##### Supplied data
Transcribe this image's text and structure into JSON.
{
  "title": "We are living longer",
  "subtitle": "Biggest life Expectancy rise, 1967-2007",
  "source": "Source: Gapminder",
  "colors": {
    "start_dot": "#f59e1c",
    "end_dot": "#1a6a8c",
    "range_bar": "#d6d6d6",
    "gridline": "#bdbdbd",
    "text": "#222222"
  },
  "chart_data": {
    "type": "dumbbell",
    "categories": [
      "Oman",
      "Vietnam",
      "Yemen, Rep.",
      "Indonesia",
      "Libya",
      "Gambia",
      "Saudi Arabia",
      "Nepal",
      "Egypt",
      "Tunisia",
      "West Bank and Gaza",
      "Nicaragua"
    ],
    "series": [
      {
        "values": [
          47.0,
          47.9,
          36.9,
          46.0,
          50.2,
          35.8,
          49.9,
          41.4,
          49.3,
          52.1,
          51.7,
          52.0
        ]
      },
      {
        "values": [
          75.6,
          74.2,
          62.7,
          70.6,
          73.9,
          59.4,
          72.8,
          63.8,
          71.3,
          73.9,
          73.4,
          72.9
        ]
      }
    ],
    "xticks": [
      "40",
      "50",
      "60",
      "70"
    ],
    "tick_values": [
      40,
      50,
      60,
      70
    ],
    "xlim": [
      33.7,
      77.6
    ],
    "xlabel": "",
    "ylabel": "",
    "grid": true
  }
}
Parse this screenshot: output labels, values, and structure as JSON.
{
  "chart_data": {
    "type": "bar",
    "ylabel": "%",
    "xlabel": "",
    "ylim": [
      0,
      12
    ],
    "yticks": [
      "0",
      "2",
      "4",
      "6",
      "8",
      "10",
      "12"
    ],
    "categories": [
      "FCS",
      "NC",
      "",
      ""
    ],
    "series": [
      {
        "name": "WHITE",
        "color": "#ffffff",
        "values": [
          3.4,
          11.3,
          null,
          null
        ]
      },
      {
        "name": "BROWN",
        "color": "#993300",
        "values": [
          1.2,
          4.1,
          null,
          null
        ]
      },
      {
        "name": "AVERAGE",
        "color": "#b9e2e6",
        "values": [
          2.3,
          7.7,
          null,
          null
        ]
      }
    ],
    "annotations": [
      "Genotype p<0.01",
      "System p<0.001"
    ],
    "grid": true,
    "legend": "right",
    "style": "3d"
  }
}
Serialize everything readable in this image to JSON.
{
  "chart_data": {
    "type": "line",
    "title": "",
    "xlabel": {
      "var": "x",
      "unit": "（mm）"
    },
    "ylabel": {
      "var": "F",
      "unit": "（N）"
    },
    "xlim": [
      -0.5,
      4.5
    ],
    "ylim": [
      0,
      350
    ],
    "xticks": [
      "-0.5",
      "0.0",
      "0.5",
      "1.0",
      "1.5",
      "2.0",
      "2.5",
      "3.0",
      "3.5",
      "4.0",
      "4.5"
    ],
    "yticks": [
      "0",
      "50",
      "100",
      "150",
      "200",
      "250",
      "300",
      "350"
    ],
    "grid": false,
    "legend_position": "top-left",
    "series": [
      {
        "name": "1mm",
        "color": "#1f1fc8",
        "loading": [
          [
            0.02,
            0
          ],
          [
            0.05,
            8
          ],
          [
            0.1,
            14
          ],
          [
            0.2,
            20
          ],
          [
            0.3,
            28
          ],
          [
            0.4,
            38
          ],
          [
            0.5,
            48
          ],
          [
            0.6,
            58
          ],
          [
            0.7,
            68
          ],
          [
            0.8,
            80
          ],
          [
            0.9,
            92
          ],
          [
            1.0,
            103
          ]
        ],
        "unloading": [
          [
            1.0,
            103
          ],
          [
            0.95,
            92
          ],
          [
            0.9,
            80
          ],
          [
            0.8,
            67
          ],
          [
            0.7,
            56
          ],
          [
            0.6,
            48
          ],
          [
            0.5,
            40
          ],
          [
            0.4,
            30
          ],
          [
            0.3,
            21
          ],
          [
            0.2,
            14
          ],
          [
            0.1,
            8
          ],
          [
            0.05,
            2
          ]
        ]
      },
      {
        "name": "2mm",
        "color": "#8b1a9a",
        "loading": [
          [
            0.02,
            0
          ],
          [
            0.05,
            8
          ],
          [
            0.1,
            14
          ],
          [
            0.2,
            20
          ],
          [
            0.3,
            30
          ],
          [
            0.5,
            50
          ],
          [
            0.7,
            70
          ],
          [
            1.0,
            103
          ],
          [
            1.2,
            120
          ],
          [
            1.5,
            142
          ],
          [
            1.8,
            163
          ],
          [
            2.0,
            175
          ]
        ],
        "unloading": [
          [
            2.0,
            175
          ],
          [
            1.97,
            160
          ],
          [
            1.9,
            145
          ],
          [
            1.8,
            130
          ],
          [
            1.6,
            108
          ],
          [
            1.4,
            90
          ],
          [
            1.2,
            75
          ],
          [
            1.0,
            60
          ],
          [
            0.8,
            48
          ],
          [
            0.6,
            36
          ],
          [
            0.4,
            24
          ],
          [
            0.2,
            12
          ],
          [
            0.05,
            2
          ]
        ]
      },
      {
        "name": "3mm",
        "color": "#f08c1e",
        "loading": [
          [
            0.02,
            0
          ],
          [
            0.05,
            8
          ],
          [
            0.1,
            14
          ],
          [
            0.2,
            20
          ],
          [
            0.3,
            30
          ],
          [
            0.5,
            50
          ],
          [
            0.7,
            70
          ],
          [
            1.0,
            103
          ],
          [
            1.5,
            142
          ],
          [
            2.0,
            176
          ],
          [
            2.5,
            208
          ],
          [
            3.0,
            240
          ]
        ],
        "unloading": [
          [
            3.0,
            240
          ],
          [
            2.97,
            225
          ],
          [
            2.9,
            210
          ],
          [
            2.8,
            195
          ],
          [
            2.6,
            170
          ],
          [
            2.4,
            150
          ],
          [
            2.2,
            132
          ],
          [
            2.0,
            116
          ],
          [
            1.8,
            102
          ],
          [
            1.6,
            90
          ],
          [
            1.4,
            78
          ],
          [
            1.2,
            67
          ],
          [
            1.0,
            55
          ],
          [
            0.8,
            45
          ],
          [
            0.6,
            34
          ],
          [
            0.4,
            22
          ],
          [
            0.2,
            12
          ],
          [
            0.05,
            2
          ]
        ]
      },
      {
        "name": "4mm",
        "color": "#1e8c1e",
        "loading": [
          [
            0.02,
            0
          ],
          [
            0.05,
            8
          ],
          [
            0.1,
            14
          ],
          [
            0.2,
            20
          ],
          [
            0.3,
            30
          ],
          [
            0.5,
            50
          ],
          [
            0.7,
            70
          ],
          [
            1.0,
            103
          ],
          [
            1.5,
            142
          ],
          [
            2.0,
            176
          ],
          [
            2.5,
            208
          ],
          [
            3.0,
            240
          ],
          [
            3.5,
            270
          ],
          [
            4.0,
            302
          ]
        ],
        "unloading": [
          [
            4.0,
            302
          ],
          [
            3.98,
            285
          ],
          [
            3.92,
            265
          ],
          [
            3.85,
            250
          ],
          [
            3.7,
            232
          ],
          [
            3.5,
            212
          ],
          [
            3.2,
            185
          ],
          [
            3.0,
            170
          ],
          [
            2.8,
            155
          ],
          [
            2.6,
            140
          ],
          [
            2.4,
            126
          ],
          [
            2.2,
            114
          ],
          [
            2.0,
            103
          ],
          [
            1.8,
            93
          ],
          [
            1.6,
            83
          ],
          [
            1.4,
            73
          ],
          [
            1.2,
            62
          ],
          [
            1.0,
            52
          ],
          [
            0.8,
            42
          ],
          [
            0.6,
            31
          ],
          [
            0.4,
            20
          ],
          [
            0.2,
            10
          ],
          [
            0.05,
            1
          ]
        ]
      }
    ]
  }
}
##########
## [What you are asked to do]
From the records above, extract everything verbatim.

## [Exercise solution]
Transcribe this image's text and structure into JSON.
{
  "title": "We are living longer",
  "subtitle": "Biggest life Expectancy rise, 1967-2007",
  "source": "Source: Gapminder",
  "colors": {
    "start_dot": "#f59e1c",
    "end_dot": "#1a6a8c",
    "range_bar": "#d6d6d6",
    "gridline": "#bdbdbd",
    "text": "#222222"
  },
  "chart_data": {
    "type": "dumbbell",
    "categories": [
      "Oman",
      "Vietnam",
      "Yemen, Rep.",
      "Indonesia",
      "Libya",
      "Gambia",
      "Saudi Arabia",
      "Nepal",
      "Egypt",
      "Tunisia",
      "West Bank and Gaza",
      "Nicaragua"
    ],
    "series": [
      {
        "values": [
          47.0,
          47.9,
          36.9,
          46.0,
          50.2,
          35.8,
          49.9,
          41.4,
          49.3,
          52.1,
          51.7,
          52.0
        ]
      },
      {
        "values": [
          75.6,
          74.2,
          62.7,
          70.6,
          73.9,
          59.4,
          72.8,
          63.8,
          71.3,
          73.9,
          73.4,
          72.9
        ]
      }
    ],
    "xticks": [
      "40",
      "50",
      "60",
      "70"
    ],
    "tick_values": [
      40,
      50,
      60,
      70
    ],
    "xlim": [
      33.7,
      77.6
    ],
    "xlabel": "",
    "ylabel": "",
    "grid": true
  }
}
Parse this screenshot: output labels, values, and structure as JSON.
{
  "chart_data": {
    "type": "bar",
    "ylabel": "%",
    "xlabel": "",
    "ylim": [
      0,
      12
    ],
    "yticks": [
      "0",
      "2",
      "4",
      "6",
      "8",
      "10",
      "12"
    ],
    "categories": [
      "FCS",
      "NC",
      "",
      ""
    ],
    "series": [
      {
        "name": "WHITE",
        "color": "#ffffff",
        "values": [
          3.4,
          11.3,
          null,
          null
        ]
      },
      {
        "name": "BROWN",
        "color": "#993300",
        "values": [
          1.2,
          4.1,
          null,
          null
        ]
      },
      {
        "name": "AVERAGE",
        "color": "#b9e2e6",
        "values": [
          2.3,
          7.7,
          null,
          null
        ]
      }
    ],
    "annotations": [
      "Genotype p<0.01",
      "System p<0.001"
    ],
    "grid": true,
    "legend": "right",
    "style": "3d"
  }
}
Serialize everything readable in this image to JSON.
{
  "chart_data": {
    "type": "line",
    "title": "",
    "xlabel": {
      "var": "x",
      "unit": "（mm）"
    },
    "ylabel": {
      "var": "F",
      "unit": "（N）"
    },
    "xlim": [
      -0.5,
      4.5
    ],
    "ylim": [
      0,
      350
    ],
    "xticks": [
      "-0.5",
      "0.0",
      "0.5",
      "1.0",
      "1.5",
      "2.0",
      "2.5",
      "3.0",
      "3.5",
      "4.0",
      "4.5"
    ],
    "yticks": [
      "0",
      "50",
      "100",
      "150",
      "200",
      "250",
      "300",
      "350"
    ],
    "grid": false,
    "legend_position": "top-left",
    "series": [
      {
        "name": "1mm",
        "color": "#1f1fc8",
        "loading": [
          [
            0.02,
            0
          ],
          [
            0.05,
            8
          ],
          [
            0.1,
            14
          ],
          [
            0.2,
            20
          ],
          [
            0.3,
            28
          ],
          [
            0.4,
            38
          ],
          [
            0.5,
            48
          ],
          [
            0.6,
            58
          ],
          [
            0.7,
            68
          ],
          [
            0.8,
            80
          ],
          [
            0.9,
            92
          ],
          [
            1.0,
            103
          ]
        ],
        "unloading": [
          [
            1.0,
            103
          ],
          [
            0.95,
            92
          ],
          [
            0.9,
            80
          ],
          [
            0.8,
            67
          ],
          [
            0.7,
            56
          ],
          [
            0.6,
            48
          ],
          [
            0.5,
            40
          ],
          [
            0.4,
            30
          ],
          [
            0.3,
            21
          ],
          [
            0.2,
            14
          ],
          [
            0.1,
            8
          ],
          [
            0.05,
            2
          ]
        ]
      },
      {
        "name": "2mm",
        "color": "#8b1a9a",
        "loading": [
          [
            0.02,
            0
          ],
          [
            0.05,
            8
          ],
          [
            0.1,
            14
          ],
          [
            0.2,
            20
          ],
          [
            0.3,
            30
          ],
          [
            0.5,
            50
          ],
          [
            0.7,
            70
          ],
          [
            1.0,
            103
          ],
          [
            1.2,
            120
          ],
          [
            1.5,
            142
          ],
          [
            1.8,
            163
          ],
          [
            2.0,
            175
          ]
        ],
        "unloading": [
          [
            2.0,
            175
          ],
          [
            1.97,
            160
          ],
          [
            1.9,
            145
          ],
          [
            1.8,
            130
          ],
          [
            1.6,
            108
          ],
          [
            1.4,
            90
          ],
          [
            1.2,
            75
          ],
          [
            1.0,
            60
          ],
          [
            0.8,
            48
          ],
          [
            0.6,
            36
          ],
          [
            0.4,
            24
          ],
          [
            0.2,
            12
          ],
          [
            0.05,
            2
          ]
        ]
      },
      {
        "name": "3mm",
        "color": "#f08c1e",
        "loading": [
          [
            0.02,
            0
          ],
          [
            0.05,
            8
          ],
          [
            0.1,
            14
          ],
          [
            0.2,
            20
          ],
          [
            0.3,
            30
          ],
          [
            0.5,
            50
          ],
          [
            0.7,
            70
          ],
          [
            1.0,
            103
          ],
          [
            1.5,
            142
          ],
          [
            2.0,
            176
          ],
          [
            2.5,
            208
          ],
          [
            3.0,
            240
          ]
        ],
        "unloading": [
          [
            3.0,
            240
          ],
          [
            2.97,
            225
          ],
          [
            2.9,
            210
          ],
          [
            2.8,
            195
          ],
          [
            2.6,
            170
          ],
          [
            2.4,
            150
          ],
          [
            2.2,
            132
          ],
          [
            2.0,
            116
          ],
          [
            1.8,
            102
          ],
          [
            1.6,
            90
          ],
          [
            1.4,
            78
          ],
          [
            1.2,
            67
          ],
          [
            1.0,
            55
          ],
          [
            0.8,
            45
          ],
          [
            0.6,
            34
          ],
          [
            0.4,
            22
          ],
          [
            0.2,
            12
          ],
          [
            0.05,
            2
          ]
        ]
      },
      {
        "name": "4mm",
        "color": "#1e8c1e",
        "loading": [
          [
            0.02,
            0
          ],
          [
            0.05,
            8
          ],
          [
            0.1,
            14
          ],
          [
            0.2,
            20
          ],
          [
            0.3,
            30
          ],
          [
            0.5,
            50
          ],
          [
            0.7,
            70
          ],
          [
            1.0,
            103
          ],
          [
            1.5,
            142
          ],
          [
            2.0,
            176
          ],
          [
            2.5,
            208
          ],
          [
            3.0,
            240
          ],
          [
            3.5,
            270
          ],
          [
            4.0,
            302
          ]
        ],
        "unloading": [
          [
            4.0,
            302
          ],
          [
            3.98,
            285
          ],
          [
            3.92,
            265
          ],
          [
            3.85,
            250
          ],
          [
            3.7,
            232
          ],
          [
            3.5,
            212
          ],
          [
            3.2,
            185
          ],
          [
            3.0,
            170
          ],
          [
            2.8,
            155
          ],
          [
            2.6,
            140
          ],
          [
            2.4,
            126
          ],
          [
            2.2,
            114
          ],
          [
            2.0,
            103
          ],
          [
            1.8,
            93
          ],
          [
            1.6,
            83
          ],
          [
            1.4,
            73
          ],
          [
            1.2,
            62
          ],
          [
            1.0,
            52
          ],
          [
            0.8,
            42
          ],
          [
            0.6,
            31
          ],
          [
            0.4,
            20
          ],
          [
            0.2,
            10
          ],
          [
            0.05,
            1
          ]
        ]
      }
    ]
  }
}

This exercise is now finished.